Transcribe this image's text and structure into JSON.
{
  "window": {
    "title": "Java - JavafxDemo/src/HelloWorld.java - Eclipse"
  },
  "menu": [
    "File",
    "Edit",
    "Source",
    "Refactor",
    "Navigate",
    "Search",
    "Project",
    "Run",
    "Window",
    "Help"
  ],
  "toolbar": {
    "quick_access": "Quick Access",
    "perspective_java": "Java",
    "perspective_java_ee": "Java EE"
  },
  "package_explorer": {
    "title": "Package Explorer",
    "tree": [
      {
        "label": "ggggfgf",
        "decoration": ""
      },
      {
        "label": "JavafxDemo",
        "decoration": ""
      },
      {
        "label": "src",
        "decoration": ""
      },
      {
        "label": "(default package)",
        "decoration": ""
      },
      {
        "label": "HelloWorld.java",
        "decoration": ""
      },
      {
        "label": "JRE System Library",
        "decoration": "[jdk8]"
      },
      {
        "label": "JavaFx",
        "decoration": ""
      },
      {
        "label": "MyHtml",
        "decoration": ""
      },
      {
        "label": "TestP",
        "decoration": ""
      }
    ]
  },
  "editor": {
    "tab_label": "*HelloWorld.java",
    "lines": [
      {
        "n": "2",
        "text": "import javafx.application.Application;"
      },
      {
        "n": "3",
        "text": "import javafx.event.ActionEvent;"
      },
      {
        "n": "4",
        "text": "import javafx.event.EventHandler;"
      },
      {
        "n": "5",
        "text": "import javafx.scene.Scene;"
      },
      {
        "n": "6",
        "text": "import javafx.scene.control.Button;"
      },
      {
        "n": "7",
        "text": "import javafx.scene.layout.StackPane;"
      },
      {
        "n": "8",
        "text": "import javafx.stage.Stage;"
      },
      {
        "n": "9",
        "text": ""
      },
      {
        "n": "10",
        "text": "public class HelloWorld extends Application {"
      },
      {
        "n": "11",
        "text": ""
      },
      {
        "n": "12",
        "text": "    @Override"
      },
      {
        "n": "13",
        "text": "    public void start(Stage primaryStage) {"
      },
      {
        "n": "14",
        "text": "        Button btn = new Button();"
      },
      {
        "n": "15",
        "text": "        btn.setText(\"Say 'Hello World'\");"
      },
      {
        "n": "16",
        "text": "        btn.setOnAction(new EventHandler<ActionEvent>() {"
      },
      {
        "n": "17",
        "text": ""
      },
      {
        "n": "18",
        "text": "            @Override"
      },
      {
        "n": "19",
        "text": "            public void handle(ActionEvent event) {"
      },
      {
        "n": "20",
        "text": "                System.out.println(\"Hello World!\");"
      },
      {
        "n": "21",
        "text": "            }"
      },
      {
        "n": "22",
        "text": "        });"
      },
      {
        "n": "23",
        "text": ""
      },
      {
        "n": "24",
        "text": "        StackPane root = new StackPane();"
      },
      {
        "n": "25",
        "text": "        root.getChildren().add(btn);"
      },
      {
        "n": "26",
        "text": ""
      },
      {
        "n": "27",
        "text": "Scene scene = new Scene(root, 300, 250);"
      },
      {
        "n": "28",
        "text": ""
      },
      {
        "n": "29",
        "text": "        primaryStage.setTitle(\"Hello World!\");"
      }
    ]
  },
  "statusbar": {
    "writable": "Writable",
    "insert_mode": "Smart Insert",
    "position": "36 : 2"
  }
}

+ + + +

Scan the records above for the string "Application", then report every line that contains it.

        "text": "import javafx.application.Application;"
        "text": "public class HelloWorld extends Application {"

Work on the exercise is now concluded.